Problem. Go through the entries below and retype them exactly, omitting each picture.

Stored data
start
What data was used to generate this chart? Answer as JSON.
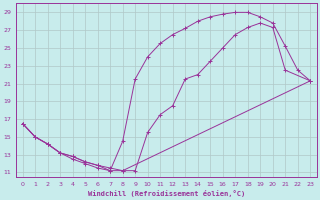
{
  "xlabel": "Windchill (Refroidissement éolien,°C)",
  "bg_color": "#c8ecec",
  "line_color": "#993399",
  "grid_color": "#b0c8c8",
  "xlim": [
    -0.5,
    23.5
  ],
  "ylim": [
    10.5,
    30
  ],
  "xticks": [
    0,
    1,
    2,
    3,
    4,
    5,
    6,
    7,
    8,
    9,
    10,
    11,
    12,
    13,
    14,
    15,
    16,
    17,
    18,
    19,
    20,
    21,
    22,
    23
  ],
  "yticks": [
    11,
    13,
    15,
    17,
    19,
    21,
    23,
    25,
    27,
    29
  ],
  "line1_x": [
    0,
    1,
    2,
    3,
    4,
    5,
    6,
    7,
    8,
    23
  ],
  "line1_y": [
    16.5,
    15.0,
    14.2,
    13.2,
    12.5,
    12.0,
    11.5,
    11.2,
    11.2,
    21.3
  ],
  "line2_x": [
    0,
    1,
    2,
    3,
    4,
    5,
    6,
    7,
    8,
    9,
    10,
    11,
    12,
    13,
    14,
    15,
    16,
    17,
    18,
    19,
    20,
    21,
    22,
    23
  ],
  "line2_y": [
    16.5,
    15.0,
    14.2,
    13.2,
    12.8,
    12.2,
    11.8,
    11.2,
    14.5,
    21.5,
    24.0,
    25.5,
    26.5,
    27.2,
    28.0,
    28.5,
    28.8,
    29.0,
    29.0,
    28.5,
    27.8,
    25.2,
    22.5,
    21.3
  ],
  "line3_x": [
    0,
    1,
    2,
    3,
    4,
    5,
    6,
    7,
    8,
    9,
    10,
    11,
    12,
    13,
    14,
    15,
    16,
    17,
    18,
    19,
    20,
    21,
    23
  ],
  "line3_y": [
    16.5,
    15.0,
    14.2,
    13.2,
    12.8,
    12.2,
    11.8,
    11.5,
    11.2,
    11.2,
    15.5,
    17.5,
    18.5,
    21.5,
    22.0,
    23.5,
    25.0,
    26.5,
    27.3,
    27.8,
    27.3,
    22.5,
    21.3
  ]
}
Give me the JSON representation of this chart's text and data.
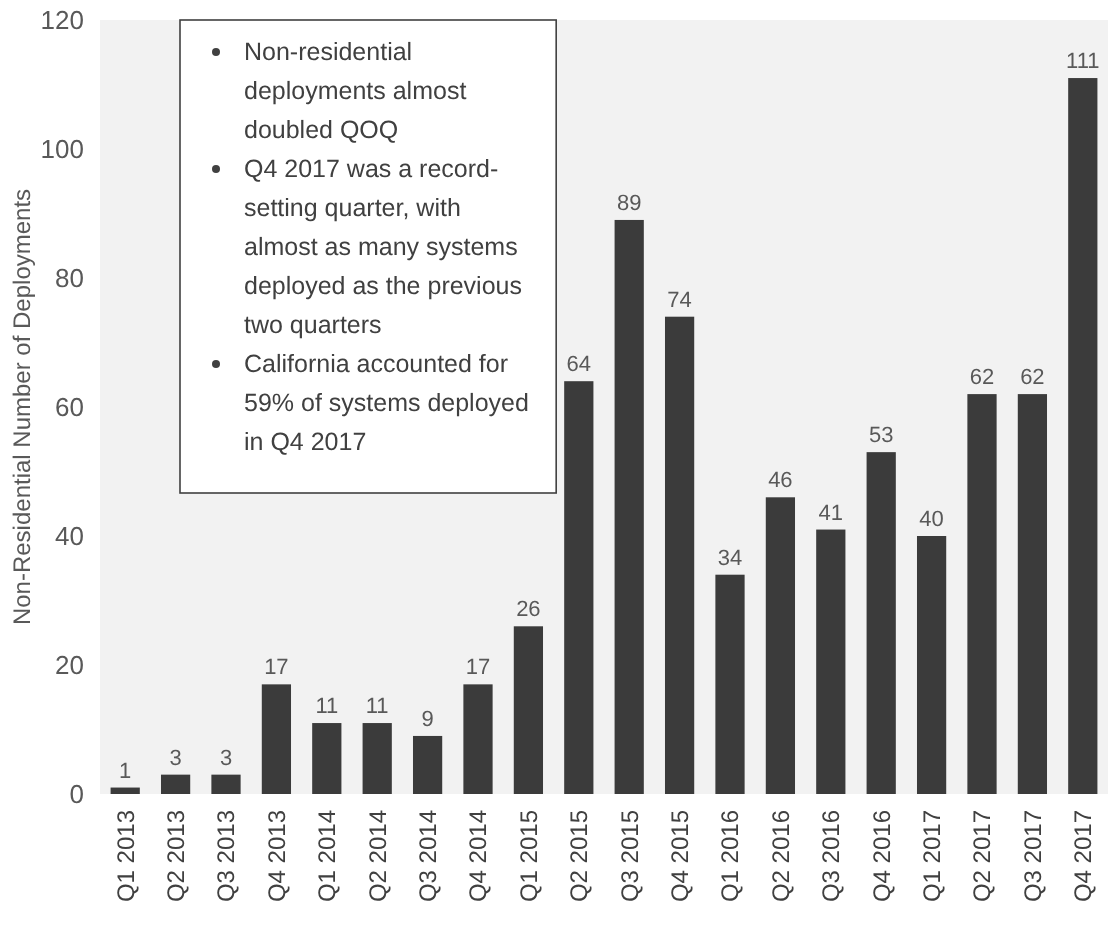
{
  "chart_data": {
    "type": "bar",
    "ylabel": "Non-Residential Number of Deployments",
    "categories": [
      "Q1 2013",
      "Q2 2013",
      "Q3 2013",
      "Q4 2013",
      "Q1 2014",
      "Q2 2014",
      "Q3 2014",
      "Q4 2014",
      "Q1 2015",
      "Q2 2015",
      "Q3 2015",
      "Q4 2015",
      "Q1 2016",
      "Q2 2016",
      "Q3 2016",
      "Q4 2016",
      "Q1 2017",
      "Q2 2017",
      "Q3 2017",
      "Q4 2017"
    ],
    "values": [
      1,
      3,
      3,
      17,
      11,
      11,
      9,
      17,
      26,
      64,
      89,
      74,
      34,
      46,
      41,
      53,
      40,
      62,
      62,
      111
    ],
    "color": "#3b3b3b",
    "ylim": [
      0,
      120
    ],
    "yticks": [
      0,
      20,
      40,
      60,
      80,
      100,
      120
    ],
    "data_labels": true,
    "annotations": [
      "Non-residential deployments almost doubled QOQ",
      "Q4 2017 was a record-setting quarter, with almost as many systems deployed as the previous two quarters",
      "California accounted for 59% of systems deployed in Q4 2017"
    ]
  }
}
end
Response.
What data was used to generate this chart? Answer as JSON.
{
  "xlabel": "Windchill (Refroidissement éolien,°C)",
  "bg_color": "#c8ecec",
  "line_color": "#993399",
  "grid_color": "#b0c8c8",
  "xlim": [
    -0.5,
    23.5
  ],
  "ylim": [
    10.5,
    30
  ],
  "xticks": [
    0,
    1,
    2,
    3,
    4,
    5,
    6,
    7,
    8,
    9,
    10,
    11,
    12,
    13,
    14,
    15,
    16,
    17,
    18,
    19,
    20,
    21,
    22,
    23
  ],
  "yticks": [
    11,
    13,
    15,
    17,
    19,
    21,
    23,
    25,
    27,
    29
  ],
  "line1_x": [
    0,
    1,
    2,
    3,
    4,
    5,
    6,
    7,
    8,
    23
  ],
  "line1_y": [
    16.5,
    15.0,
    14.2,
    13.2,
    12.5,
    12.0,
    11.5,
    11.2,
    11.2,
    21.3
  ],
  "line2_x": [
    0,
    1,
    2,
    3,
    4,
    5,
    6,
    7,
    8,
    9,
    10,
    11,
    12,
    13,
    14,
    15,
    16,
    17,
    18,
    19,
    20,
    21,
    22,
    23
  ],
  "line2_y": [
    16.5,
    15.0,
    14.2,
    13.2,
    12.8,
    12.2,
    11.8,
    11.2,
    14.5,
    21.5,
    24.0,
    25.5,
    26.5,
    27.2,
    28.0,
    28.5,
    28.8,
    29.0,
    29.0,
    28.5,
    27.8,
    25.2,
    22.5,
    21.3
  ],
  "line3_x": [
    0,
    1,
    2,
    3,
    4,
    5,
    6,
    7,
    8,
    9,
    10,
    11,
    12,
    13,
    14,
    15,
    16,
    17,
    18,
    19,
    20,
    21,
    23
  ],
  "line3_y": [
    16.5,
    15.0,
    14.2,
    13.2,
    12.8,
    12.2,
    11.8,
    11.5,
    11.2,
    11.2,
    15.5,
    17.5,
    18.5,
    21.5,
    22.0,
    23.5,
    25.0,
    26.5,
    27.3,
    27.8,
    27.3,
    22.5,
    21.3
  ]
}
Give me the JSON representation of this chart's text and data.
{
  "chart_data": {
    "type": "bar",
    "ylabel": "Non-Residential Number of Deployments",
    "categories": [
      "Q1 2013",
      "Q2 2013",
      "Q3 2013",
      "Q4 2013",
      "Q1 2014",
      "Q2 2014",
      "Q3 2014",
      "Q4 2014",
      "Q1 2015",
      "Q2 2015",
      "Q3 2015",
      "Q4 2015",
      "Q1 2016",
      "Q2 2016",
      "Q3 2016",
      "Q4 2016",
      "Q1 2017",
      "Q2 2017",
      "Q3 2017",
      "Q4 2017"
    ],
    "values": [
      1,
      3,
      3,
      17,
      11,
      11,
      9,
      17,
      26,
      64,
      89,
      74,
      34,
      46,
      41,
      53,
      40,
      62,
      62,
      111
    ],
    "color": "#3b3b3b",
    "ylim": [
      0,
      120
    ],
    "yticks": [
      0,
      20,
      40,
      60,
      80,
      100,
      120
    ],
    "data_labels": true,
    "annotations": [
      "Non-residential deployments almost doubled QOQ",
      "Q4 2017 was a record-setting quarter, with almost as many systems deployed as the previous two quarters",
      "California accounted for 59% of systems deployed in Q4 2017"
    ]
  }
}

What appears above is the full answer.